■ **Instructions for the task**:
List each line of the rows below that contains the string "notice". Count only matches with the same case.

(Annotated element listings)
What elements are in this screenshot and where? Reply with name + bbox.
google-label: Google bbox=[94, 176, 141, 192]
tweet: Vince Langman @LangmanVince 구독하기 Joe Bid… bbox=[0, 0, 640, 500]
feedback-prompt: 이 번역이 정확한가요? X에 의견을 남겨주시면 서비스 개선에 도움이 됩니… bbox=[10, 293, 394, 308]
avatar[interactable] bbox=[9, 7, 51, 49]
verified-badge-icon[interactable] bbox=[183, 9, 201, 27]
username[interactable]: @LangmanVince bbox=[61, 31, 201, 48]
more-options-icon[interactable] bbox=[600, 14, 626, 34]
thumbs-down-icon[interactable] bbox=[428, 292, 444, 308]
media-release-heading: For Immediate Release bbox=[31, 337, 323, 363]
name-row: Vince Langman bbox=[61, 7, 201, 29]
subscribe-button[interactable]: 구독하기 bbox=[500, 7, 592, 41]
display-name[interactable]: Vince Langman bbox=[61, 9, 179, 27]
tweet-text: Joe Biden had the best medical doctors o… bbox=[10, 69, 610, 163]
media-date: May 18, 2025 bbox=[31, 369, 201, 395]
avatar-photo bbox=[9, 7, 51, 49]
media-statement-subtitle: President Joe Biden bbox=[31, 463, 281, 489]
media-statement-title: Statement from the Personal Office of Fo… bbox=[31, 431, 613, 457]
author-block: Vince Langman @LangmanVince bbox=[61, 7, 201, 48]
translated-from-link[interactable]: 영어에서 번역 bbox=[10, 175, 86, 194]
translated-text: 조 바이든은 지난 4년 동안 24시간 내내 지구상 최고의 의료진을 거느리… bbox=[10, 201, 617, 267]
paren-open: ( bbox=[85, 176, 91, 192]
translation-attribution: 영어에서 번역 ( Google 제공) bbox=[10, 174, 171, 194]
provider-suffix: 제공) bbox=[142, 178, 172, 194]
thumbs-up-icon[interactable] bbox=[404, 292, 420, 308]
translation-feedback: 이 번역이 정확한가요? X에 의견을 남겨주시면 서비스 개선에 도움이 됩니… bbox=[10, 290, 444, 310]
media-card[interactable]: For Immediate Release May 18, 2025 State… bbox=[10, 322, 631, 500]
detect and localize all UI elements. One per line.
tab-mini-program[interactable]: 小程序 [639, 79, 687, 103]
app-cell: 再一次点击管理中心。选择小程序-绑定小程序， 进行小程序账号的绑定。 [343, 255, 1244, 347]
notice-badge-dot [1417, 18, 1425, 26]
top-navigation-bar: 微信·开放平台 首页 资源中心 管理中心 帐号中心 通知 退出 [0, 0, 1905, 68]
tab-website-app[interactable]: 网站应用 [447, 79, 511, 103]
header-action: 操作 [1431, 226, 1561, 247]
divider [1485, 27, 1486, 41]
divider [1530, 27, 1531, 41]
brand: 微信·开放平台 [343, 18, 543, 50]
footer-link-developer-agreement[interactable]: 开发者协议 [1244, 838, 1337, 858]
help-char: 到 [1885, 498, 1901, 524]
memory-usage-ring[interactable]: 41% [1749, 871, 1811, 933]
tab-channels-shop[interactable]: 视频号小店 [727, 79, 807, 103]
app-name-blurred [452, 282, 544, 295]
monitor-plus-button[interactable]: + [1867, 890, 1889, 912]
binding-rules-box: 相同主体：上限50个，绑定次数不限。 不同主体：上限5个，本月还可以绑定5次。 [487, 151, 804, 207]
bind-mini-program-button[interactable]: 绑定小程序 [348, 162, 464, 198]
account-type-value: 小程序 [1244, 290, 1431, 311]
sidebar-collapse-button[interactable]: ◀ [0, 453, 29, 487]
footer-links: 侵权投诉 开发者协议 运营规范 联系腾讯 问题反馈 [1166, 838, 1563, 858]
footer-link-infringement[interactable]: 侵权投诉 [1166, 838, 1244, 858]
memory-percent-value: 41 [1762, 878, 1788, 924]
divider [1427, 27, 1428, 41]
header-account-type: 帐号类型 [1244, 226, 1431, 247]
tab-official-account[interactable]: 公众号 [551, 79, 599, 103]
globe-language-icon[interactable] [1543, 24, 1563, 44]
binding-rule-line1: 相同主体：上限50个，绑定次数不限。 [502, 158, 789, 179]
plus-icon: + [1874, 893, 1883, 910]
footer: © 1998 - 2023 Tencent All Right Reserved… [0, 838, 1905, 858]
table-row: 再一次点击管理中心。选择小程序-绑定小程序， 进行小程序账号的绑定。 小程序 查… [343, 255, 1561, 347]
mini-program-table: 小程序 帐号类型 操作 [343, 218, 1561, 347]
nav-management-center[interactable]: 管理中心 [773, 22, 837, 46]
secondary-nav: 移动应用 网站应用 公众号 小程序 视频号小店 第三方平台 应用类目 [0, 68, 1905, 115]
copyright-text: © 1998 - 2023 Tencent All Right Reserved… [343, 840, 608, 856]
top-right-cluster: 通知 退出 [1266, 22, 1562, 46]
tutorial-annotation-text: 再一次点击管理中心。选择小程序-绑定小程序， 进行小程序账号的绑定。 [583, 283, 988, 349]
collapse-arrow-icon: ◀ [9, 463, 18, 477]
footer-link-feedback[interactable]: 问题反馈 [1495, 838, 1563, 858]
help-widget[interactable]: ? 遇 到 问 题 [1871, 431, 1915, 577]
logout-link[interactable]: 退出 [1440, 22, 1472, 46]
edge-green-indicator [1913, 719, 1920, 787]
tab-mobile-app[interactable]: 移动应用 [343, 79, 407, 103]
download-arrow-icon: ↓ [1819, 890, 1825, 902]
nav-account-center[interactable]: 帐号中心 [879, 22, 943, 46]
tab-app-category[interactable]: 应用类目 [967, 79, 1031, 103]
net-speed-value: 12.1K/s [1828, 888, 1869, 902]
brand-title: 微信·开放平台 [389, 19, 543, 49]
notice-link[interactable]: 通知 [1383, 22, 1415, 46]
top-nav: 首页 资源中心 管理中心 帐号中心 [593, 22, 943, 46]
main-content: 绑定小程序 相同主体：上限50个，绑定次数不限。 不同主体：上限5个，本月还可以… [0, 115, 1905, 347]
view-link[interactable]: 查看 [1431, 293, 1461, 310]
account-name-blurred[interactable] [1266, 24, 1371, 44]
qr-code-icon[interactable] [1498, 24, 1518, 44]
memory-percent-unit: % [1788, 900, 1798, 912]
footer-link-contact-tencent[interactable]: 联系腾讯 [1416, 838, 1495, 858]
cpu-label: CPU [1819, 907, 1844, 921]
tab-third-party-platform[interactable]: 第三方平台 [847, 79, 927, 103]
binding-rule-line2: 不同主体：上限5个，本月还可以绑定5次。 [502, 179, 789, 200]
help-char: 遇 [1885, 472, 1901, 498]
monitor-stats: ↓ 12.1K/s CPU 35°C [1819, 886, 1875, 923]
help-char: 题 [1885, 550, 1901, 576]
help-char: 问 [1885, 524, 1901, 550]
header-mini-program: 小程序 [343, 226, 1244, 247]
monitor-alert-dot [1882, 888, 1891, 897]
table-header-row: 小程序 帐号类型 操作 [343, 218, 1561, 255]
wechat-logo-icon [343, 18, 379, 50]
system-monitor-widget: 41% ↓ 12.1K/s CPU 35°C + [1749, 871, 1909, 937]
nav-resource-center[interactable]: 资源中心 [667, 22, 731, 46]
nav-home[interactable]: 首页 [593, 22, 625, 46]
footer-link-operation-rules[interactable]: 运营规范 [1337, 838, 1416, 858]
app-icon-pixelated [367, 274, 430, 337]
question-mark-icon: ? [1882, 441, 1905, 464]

■ **Response for this exercise**:
notice-badge-dot [1417, 18, 1425, 26]
notice-link[interactable]: 通知 [1383, 22, 1415, 46]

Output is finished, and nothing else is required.